◆ Work required
Reproduce the lines below verbatim, omitting the pictures.

— START OF Records to use —

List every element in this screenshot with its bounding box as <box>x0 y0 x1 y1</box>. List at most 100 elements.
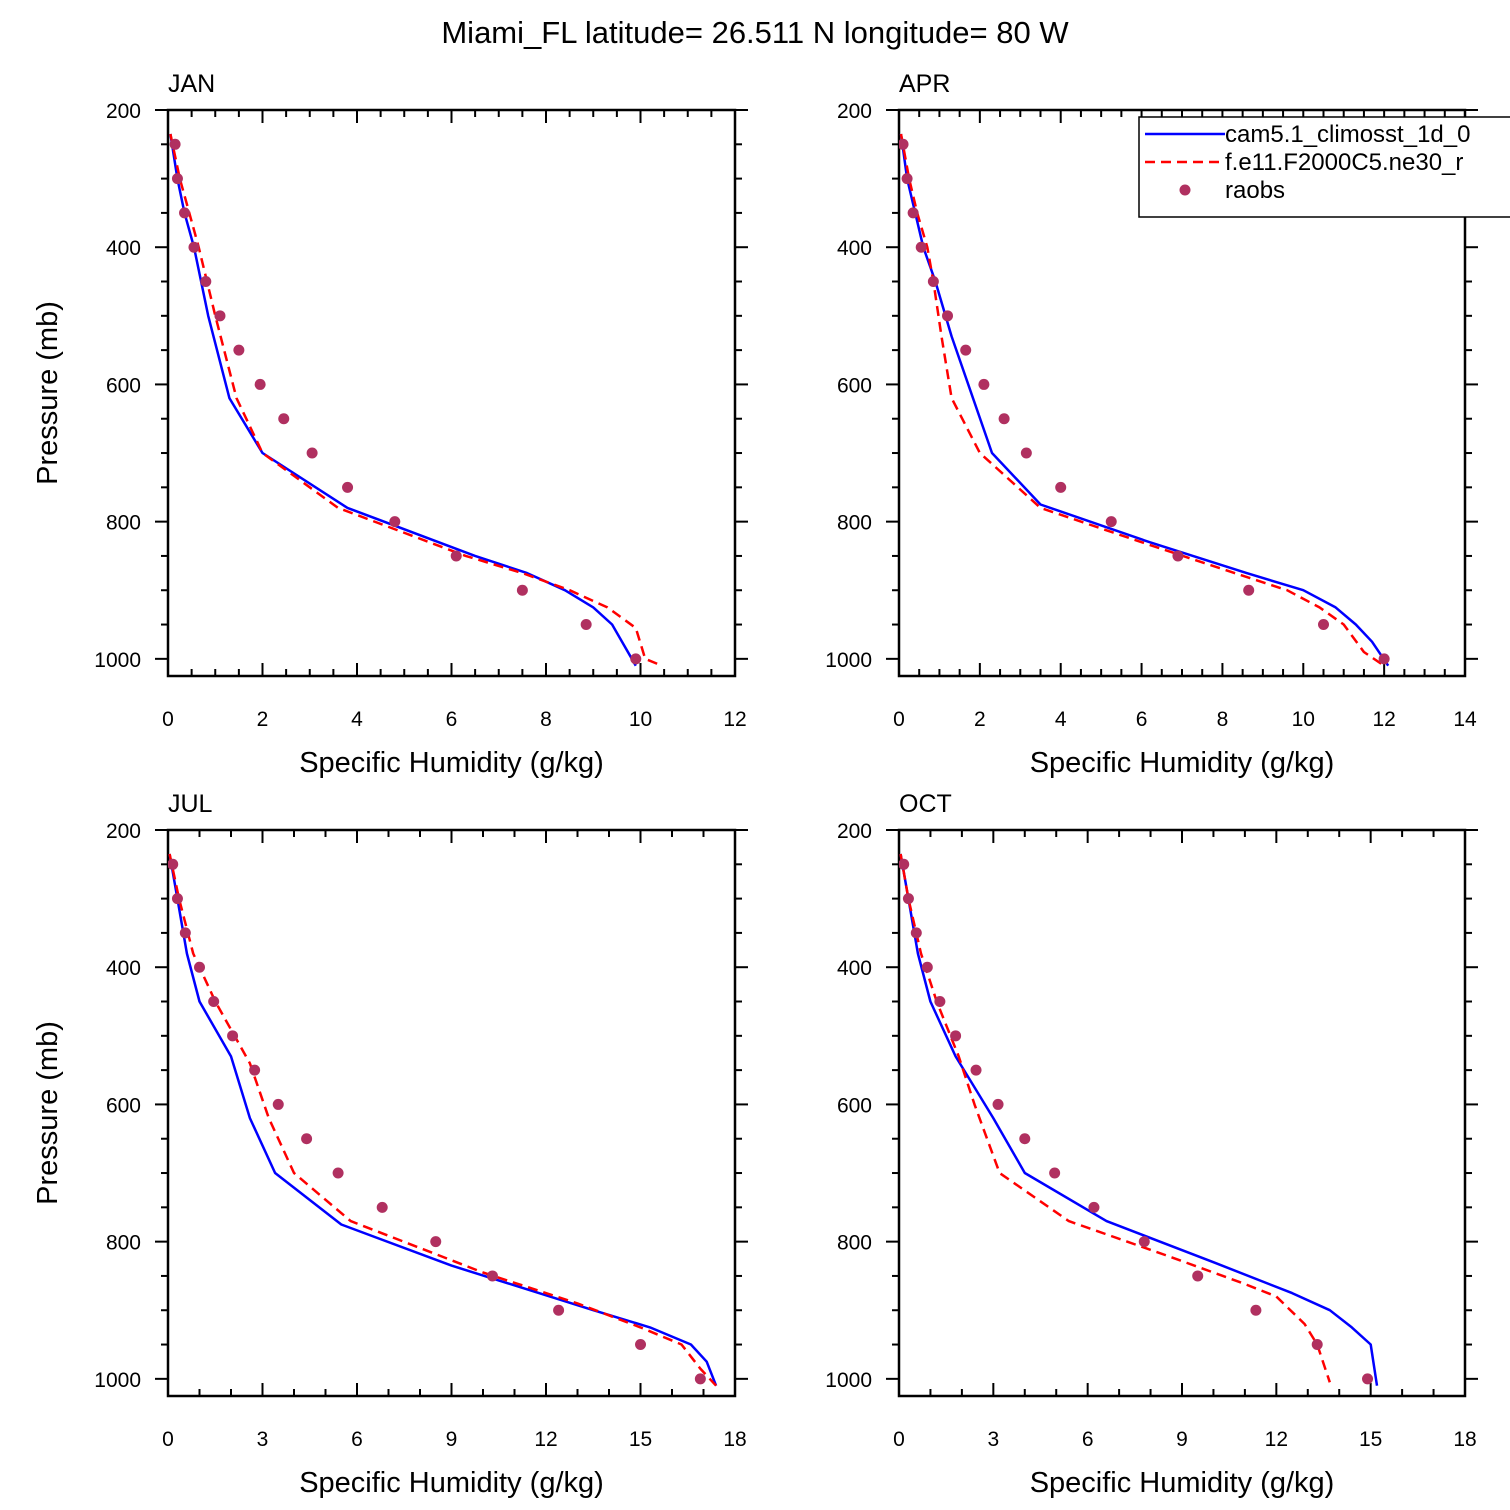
x-tick-label: 3 <box>987 1428 999 1451</box>
y-tick-label: 800 <box>837 1232 872 1255</box>
panel-oct: OCT 0 3 6 9 12 15 18 200 400 600 800 1000 Specific Hu… <box>825 790 1478 1499</box>
x-axis-label: Specific Humidity (g/kg) <box>1030 747 1335 779</box>
x-axis-label: Specific Humidity (g/kg) <box>299 1467 604 1499</box>
plot-area <box>899 133 1390 667</box>
y-tick-label: 600 <box>106 374 141 397</box>
raobs-point <box>1019 1133 1031 1145</box>
raobs-point <box>950 1030 962 1042</box>
raobs-point <box>278 413 290 425</box>
raobs-point <box>580 619 592 631</box>
raobs-point <box>233 344 245 356</box>
raobs-point <box>970 1064 982 1076</box>
raobs-point <box>188 241 200 253</box>
x-tick-label: 12 <box>723 708 746 731</box>
series-line-dashed <box>899 853 1331 1383</box>
raobs-point <box>486 1270 498 1282</box>
x-axis-label: Specific Humidity (g/kg) <box>1030 1467 1335 1499</box>
x-tick-label: 2 <box>974 708 986 731</box>
raobs-point <box>960 344 972 356</box>
x-tick-label: 6 <box>1082 1428 1094 1451</box>
x-tick-label: 2 <box>257 708 269 731</box>
raobs-point <box>214 310 226 322</box>
raobs-point <box>179 207 191 219</box>
raobs-point <box>272 1098 284 1110</box>
raobs-point <box>915 241 927 253</box>
panel-label: JUL <box>168 790 213 818</box>
x-tick-label: 8 <box>540 708 552 731</box>
raobs-point <box>208 996 220 1008</box>
raobs-point <box>635 1339 646 1351</box>
raobs-point <box>227 1030 239 1042</box>
y-tick-label: 200 <box>106 820 141 843</box>
raobs-point <box>927 276 939 288</box>
raobs-point <box>1192 1270 1204 1282</box>
raobs-point <box>998 413 1010 425</box>
raobs-point <box>516 584 528 596</box>
y-tick-label: 1000 <box>825 649 872 672</box>
raobs-point <box>978 378 990 390</box>
raobs-point <box>1378 653 1390 665</box>
legend-label: raobs <box>1225 177 1285 204</box>
raobs-point <box>200 276 212 288</box>
y-tick-label: 1000 <box>94 649 141 672</box>
y-tick-label: 800 <box>106 512 141 535</box>
raobs-point <box>1362 1373 1374 1385</box>
series-line-solid <box>899 853 1379 1386</box>
raobs-point <box>899 858 910 870</box>
panel-jul: JUL 0 3 6 9 12 15 18 200 400 600 800 1000 Specific Hu… <box>32 790 748 1499</box>
raobs-point <box>921 961 933 973</box>
raobs-point <box>1105 516 1117 528</box>
y-tick-label: 1000 <box>94 1369 141 1392</box>
raobs-point <box>1049 1167 1061 1179</box>
y-tick-label: 800 <box>106 1232 141 1255</box>
x-tick-label: 6 <box>446 708 458 731</box>
series-line-dashed <box>899 133 1385 667</box>
series-line-solid <box>168 853 718 1387</box>
raobs-point <box>1250 1304 1262 1316</box>
series-line-solid <box>169 133 637 667</box>
y-tick-label: 1000 <box>825 1369 872 1392</box>
plot-frame <box>166 828 737 1398</box>
raobs-point <box>430 1236 442 1248</box>
panel-label: JAN <box>168 70 215 98</box>
panel-jan: JAN 0 2 4 6 8 10 12 200 400 600 800 1000 Specific Hum… <box>32 70 748 779</box>
x-tick-label: 10 <box>629 708 652 731</box>
x-tick-label: 0 <box>893 1428 905 1451</box>
x-tick-label: 14 <box>1453 708 1477 731</box>
raobs-point <box>171 893 183 905</box>
raobs-point <box>389 516 401 528</box>
raobs-point <box>332 1167 344 1179</box>
y-tick-label: 800 <box>837 512 872 535</box>
raobs-point <box>992 1098 1004 1110</box>
raobs-point <box>1318 619 1329 631</box>
raobs-point <box>1138 1236 1150 1248</box>
x-tick-label: 15 <box>629 1428 652 1451</box>
raobs-point <box>179 927 191 939</box>
raobs-point <box>910 927 922 939</box>
legend-label: f.e11.F2000C5.ne30_r <box>1225 149 1463 176</box>
plot-frame <box>897 828 1467 1398</box>
raobs-point <box>934 996 946 1008</box>
x-tick-label: 6 <box>1136 708 1148 731</box>
legend-marker <box>1179 184 1191 196</box>
x-tick-label: 12 <box>534 1428 557 1451</box>
y-axis-label: Pressure (mb) <box>32 301 64 485</box>
plot-frame <box>166 108 737 678</box>
x-tick-label: 0 <box>162 1428 174 1451</box>
raobs-point <box>630 653 642 665</box>
raobs-point <box>342 481 354 493</box>
raobs-point <box>1172 550 1184 562</box>
raobs-point <box>194 961 205 973</box>
raobs-point <box>376 1201 388 1213</box>
x-tick-label: 9 <box>446 1428 458 1451</box>
y-tick-label: 400 <box>837 237 872 260</box>
raobs-point <box>902 893 914 905</box>
x-tick-label: 18 <box>723 1428 746 1451</box>
raobs-point <box>249 1064 261 1076</box>
raobs-point <box>169 138 181 150</box>
raobs-point <box>901 173 913 185</box>
raobs-point <box>1088 1201 1100 1213</box>
x-tick-label: 8 <box>1217 708 1229 731</box>
plot-area <box>899 853 1379 1386</box>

— END OF Records to use —

◆ In response
List every element in this screenshot with its bounding box as <box>x0 y0 x1 y1</box>. List at most 100 elements.
x-tick-label: 3 <box>987 1428 999 1451</box>
y-tick-label: 800 <box>837 1232 872 1255</box>
panel-oct: OCT 0 3 6 9 12 15 18 200 400 600 800 1000 Specific Hu… <box>825 790 1478 1499</box>
x-axis-label: Specific Humidity (g/kg) <box>1030 747 1335 779</box>
x-axis-label: Specific Humidity (g/kg) <box>299 1467 604 1499</box>
plot-area <box>899 133 1390 667</box>
y-tick-label: 600 <box>106 374 141 397</box>
raobs-point <box>1019 1133 1031 1145</box>
raobs-point <box>950 1030 962 1042</box>
raobs-point <box>278 413 290 425</box>
raobs-point <box>580 619 592 631</box>
raobs-point <box>233 344 245 356</box>
raobs-point <box>970 1064 982 1076</box>
raobs-point <box>188 241 200 253</box>
x-tick-label: 12 <box>723 708 746 731</box>
series-line-dashed <box>899 853 1331 1383</box>
raobs-point <box>486 1270 498 1282</box>
x-axis-label: Specific Humidity (g/kg) <box>1030 1467 1335 1499</box>
x-tick-label: 2 <box>974 708 986 731</box>
raobs-point <box>960 344 972 356</box>
x-tick-label: 6 <box>1082 1428 1094 1451</box>
x-tick-label: 2 <box>257 708 269 731</box>
raobs-point <box>214 310 226 322</box>
raobs-point <box>179 207 191 219</box>
raobs-point <box>272 1098 284 1110</box>
raobs-point <box>915 241 927 253</box>
panel-label: JUL <box>168 790 213 818</box>
x-tick-label: 8 <box>540 708 552 731</box>
raobs-point <box>208 996 220 1008</box>
raobs-point <box>635 1339 646 1351</box>
raobs-point <box>227 1030 239 1042</box>
y-tick-label: 200 <box>106 820 141 843</box>
raobs-point <box>927 276 939 288</box>
raobs-point <box>1192 1270 1204 1282</box>
raobs-point <box>998 413 1010 425</box>
raobs-point <box>516 584 528 596</box>
y-tick-label: 1000 <box>825 649 872 672</box>
raobs-point <box>978 378 990 390</box>
raobs-point <box>1378 653 1390 665</box>
legend-label: raobs <box>1225 177 1285 204</box>
raobs-point <box>200 276 212 288</box>
y-tick-label: 1000 <box>94 649 141 672</box>
y-tick-label: 800 <box>106 512 141 535</box>
raobs-point <box>1362 1373 1374 1385</box>
series-line-solid <box>899 853 1379 1386</box>
raobs-point <box>899 858 910 870</box>
panel-jul: JUL 0 3 6 9 12 15 18 200 400 600 800 1000 Specific Hu… <box>32 790 748 1499</box>
raobs-point <box>921 961 933 973</box>
raobs-point <box>1105 516 1117 528</box>
y-tick-label: 1000 <box>94 1369 141 1392</box>
raobs-point <box>1049 1167 1061 1179</box>
y-tick-label: 800 <box>106 1232 141 1255</box>
x-tick-label: 6 <box>446 708 458 731</box>
series-line-dashed <box>899 133 1385 667</box>
series-line-solid <box>168 853 718 1387</box>
raobs-point <box>1250 1304 1262 1316</box>
series-line-solid <box>169 133 637 667</box>
y-tick-label: 1000 <box>825 1369 872 1392</box>
plot-frame <box>166 828 737 1398</box>
raobs-point <box>430 1236 442 1248</box>
panel-label: JAN <box>168 70 215 98</box>
panel-jan: JAN 0 2 4 6 8 10 12 200 400 600 800 1000 Specific Hum… <box>32 70 748 779</box>
x-tick-label: 10 <box>629 708 652 731</box>
x-tick-label: 0 <box>893 1428 905 1451</box>
x-tick-label: 14 <box>1453 708 1477 731</box>
raobs-point <box>171 893 183 905</box>
raobs-point <box>389 516 401 528</box>
raobs-point <box>332 1167 344 1179</box>
y-tick-label: 800 <box>837 512 872 535</box>
raobs-point <box>992 1098 1004 1110</box>
raobs-point <box>1318 619 1329 631</box>
raobs-point <box>1138 1236 1150 1248</box>
x-tick-label: 15 <box>629 1428 652 1451</box>
raobs-point <box>179 927 191 939</box>
raobs-point <box>910 927 922 939</box>
legend-label: f.e11.F2000C5.ne30_r <box>1225 149 1463 176</box>
plot-frame <box>897 828 1467 1398</box>
raobs-point <box>934 996 946 1008</box>
x-tick-label: 6 <box>1136 708 1148 731</box>
legend-marker <box>1179 184 1191 196</box>
x-tick-label: 12 <box>534 1428 557 1451</box>
y-axis-label: Pressure (mb) <box>32 301 64 485</box>
plot-frame <box>166 108 737 678</box>
x-tick-label: 0 <box>162 1428 174 1451</box>
raobs-point <box>630 653 642 665</box>
raobs-point <box>342 481 354 493</box>
raobs-point <box>1172 550 1184 562</box>
raobs-point <box>194 961 205 973</box>
raobs-point <box>376 1201 388 1213</box>
x-tick-label: 9 <box>446 1428 458 1451</box>
y-tick-label: 400 <box>837 237 872 260</box>
raobs-point <box>902 893 914 905</box>
x-tick-label: 18 <box>723 1428 746 1451</box>
raobs-point <box>249 1064 261 1076</box>
raobs-point <box>169 138 181 150</box>
raobs-point <box>901 173 913 185</box>
raobs-point <box>1088 1201 1100 1213</box>
x-tick-label: 8 <box>1217 708 1229 731</box>
plot-area <box>899 853 1379 1386</box>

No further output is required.